■ Your objective: Your answer should be a single number: the count of lines that hold the word "CHELVESTON".

■ Data extract:

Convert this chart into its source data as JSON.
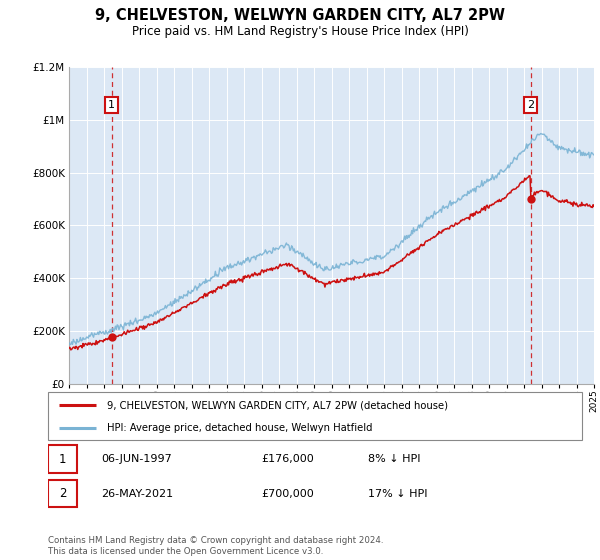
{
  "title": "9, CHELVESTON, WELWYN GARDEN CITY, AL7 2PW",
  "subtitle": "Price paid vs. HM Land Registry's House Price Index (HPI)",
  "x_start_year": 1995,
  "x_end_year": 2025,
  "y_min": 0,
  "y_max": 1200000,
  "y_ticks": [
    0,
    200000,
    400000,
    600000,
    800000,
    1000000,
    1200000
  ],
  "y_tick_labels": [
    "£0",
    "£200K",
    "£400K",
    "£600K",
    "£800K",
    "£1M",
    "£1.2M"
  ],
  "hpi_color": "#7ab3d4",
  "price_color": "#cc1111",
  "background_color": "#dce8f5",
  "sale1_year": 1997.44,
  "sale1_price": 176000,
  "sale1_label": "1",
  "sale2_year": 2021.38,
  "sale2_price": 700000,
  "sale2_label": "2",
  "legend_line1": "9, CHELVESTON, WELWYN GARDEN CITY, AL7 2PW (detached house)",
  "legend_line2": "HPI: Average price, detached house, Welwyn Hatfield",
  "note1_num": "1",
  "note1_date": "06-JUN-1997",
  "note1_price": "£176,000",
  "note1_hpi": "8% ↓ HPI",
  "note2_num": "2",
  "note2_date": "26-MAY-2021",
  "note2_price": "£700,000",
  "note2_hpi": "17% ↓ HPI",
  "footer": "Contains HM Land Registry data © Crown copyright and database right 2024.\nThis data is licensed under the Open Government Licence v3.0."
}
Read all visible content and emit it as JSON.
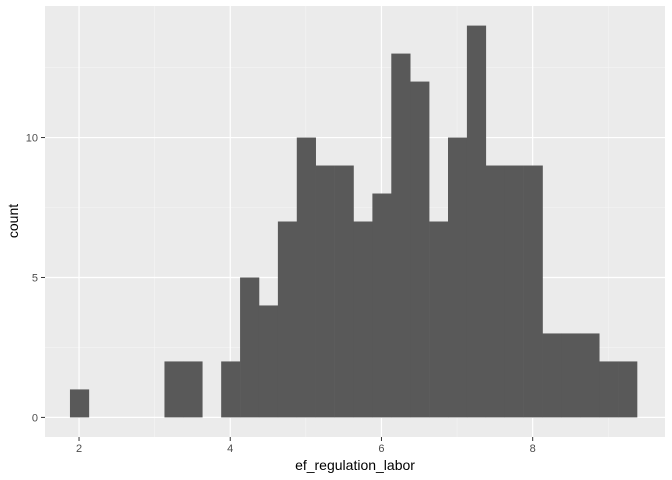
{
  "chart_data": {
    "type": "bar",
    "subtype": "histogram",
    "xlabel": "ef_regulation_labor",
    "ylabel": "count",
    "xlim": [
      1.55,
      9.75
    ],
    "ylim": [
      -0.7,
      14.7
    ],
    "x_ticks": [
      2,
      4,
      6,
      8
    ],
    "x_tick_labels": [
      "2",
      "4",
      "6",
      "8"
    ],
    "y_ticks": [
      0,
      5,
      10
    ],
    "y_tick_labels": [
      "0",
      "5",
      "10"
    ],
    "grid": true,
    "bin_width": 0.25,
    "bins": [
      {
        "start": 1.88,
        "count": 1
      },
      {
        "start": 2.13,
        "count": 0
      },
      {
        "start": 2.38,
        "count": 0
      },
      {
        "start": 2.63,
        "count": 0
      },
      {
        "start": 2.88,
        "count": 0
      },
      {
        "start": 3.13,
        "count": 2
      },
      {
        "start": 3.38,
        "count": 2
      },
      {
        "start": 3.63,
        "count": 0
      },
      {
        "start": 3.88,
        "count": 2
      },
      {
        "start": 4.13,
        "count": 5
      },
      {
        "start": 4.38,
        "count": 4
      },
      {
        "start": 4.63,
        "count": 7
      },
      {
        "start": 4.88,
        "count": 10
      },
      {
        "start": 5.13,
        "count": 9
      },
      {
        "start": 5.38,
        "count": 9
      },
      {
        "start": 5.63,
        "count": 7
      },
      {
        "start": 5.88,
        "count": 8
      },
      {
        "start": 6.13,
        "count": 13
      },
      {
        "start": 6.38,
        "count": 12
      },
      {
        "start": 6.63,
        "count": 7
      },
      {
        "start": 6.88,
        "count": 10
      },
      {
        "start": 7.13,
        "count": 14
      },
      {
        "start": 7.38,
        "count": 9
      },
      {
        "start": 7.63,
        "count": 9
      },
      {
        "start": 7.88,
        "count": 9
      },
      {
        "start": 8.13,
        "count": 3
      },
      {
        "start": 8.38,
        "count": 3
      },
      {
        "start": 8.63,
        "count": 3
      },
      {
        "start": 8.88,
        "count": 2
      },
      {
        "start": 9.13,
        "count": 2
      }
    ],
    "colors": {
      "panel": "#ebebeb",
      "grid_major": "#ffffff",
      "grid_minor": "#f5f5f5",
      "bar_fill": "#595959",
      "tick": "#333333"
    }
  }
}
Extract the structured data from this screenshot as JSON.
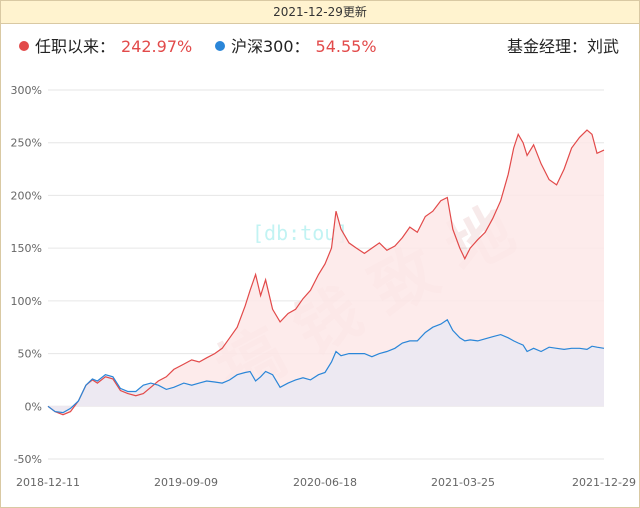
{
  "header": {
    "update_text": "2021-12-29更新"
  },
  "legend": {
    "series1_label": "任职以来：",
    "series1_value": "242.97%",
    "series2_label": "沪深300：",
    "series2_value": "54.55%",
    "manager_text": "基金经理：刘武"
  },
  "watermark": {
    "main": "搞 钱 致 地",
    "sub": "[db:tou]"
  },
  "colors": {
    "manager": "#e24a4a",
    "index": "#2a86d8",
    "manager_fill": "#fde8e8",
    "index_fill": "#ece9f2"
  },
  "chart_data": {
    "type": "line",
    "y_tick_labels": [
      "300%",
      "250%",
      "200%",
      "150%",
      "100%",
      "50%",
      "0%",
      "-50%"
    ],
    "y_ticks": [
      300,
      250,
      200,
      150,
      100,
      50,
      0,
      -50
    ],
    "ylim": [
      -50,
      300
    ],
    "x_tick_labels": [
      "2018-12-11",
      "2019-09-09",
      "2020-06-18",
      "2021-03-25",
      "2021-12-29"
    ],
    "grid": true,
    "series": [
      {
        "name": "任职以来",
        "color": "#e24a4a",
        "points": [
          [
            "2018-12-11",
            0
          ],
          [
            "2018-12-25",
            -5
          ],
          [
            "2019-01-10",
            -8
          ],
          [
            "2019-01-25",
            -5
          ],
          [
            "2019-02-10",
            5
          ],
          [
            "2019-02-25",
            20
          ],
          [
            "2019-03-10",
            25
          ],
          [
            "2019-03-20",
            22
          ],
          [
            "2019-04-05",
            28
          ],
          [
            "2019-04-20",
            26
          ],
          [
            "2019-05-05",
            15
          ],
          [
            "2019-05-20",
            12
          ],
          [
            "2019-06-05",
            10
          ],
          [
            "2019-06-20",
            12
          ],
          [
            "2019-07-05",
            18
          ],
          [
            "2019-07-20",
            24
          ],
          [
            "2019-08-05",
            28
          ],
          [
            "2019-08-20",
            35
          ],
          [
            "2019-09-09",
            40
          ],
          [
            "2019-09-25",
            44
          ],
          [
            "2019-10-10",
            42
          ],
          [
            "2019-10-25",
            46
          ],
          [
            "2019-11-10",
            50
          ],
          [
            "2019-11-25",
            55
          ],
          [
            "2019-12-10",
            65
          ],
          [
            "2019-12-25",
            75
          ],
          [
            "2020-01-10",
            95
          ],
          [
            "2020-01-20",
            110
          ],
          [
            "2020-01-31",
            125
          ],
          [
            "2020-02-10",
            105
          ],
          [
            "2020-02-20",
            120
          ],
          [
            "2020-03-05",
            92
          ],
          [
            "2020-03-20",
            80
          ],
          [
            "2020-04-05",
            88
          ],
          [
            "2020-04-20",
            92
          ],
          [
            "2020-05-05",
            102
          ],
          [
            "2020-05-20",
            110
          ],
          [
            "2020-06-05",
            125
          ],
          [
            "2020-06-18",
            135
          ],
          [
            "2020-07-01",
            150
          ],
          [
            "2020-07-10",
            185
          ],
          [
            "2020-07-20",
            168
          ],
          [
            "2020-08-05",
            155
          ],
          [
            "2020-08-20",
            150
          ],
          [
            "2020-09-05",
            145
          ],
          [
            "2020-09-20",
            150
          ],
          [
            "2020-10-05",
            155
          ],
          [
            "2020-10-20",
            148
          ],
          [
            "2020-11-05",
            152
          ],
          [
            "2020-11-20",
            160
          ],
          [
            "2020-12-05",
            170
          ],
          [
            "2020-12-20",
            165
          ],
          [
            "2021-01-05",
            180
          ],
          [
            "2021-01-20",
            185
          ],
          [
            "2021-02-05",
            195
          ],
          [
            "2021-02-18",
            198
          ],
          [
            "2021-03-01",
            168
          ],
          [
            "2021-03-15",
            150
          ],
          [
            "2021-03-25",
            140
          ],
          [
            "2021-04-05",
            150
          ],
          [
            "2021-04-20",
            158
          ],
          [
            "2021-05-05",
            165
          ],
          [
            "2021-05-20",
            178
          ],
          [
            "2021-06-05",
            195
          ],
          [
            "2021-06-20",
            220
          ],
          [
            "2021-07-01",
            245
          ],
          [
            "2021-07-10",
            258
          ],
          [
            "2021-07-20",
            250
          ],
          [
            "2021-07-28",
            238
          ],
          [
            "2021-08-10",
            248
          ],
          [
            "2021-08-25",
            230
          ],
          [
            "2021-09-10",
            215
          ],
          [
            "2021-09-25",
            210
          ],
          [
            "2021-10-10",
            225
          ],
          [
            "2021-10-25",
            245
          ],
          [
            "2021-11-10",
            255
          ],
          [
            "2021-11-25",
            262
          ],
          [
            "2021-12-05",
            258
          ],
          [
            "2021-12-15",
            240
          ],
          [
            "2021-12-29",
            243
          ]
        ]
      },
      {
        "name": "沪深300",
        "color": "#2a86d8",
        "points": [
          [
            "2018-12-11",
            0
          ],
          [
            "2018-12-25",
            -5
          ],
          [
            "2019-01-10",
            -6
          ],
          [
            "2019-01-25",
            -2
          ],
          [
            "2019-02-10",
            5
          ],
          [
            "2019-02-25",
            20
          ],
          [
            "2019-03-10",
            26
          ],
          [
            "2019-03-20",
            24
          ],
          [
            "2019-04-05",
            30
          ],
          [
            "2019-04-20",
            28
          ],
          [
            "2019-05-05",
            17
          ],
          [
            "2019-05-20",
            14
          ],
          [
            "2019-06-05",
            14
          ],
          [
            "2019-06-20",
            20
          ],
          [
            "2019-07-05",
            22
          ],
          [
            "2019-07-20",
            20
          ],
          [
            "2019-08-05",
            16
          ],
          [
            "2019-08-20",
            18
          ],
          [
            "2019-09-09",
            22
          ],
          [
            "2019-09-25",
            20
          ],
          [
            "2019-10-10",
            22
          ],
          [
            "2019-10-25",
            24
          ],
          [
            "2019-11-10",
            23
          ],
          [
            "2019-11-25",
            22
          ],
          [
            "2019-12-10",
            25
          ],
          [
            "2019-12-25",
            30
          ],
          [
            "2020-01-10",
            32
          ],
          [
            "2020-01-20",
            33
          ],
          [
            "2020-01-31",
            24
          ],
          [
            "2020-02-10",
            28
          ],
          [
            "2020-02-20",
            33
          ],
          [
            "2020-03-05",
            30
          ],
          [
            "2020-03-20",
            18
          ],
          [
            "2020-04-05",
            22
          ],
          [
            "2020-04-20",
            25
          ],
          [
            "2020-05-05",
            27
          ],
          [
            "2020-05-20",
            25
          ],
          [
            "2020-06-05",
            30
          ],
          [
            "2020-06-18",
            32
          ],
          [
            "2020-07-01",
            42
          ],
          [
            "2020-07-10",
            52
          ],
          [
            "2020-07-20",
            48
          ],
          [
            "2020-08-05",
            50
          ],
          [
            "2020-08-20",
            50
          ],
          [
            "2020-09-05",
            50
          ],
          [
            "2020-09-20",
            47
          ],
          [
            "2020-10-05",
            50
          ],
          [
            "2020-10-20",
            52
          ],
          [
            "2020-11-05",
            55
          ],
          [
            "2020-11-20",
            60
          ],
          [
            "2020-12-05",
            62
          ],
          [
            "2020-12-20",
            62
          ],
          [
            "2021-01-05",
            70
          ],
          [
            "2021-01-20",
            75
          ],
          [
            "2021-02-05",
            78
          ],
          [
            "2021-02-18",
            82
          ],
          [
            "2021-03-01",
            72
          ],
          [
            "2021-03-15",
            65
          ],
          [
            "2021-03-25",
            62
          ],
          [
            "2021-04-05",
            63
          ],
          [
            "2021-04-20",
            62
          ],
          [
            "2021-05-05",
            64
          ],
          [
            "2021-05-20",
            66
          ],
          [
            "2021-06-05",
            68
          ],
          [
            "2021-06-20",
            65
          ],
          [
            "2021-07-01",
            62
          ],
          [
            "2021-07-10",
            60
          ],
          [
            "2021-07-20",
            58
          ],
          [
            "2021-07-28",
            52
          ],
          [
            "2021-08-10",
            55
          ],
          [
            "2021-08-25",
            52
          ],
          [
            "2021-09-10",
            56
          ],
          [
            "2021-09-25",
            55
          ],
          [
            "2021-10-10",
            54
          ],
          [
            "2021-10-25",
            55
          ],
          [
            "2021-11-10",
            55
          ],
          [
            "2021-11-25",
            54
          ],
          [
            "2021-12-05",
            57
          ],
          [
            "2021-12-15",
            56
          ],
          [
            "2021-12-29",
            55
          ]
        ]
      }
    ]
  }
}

■ Output for this task: 2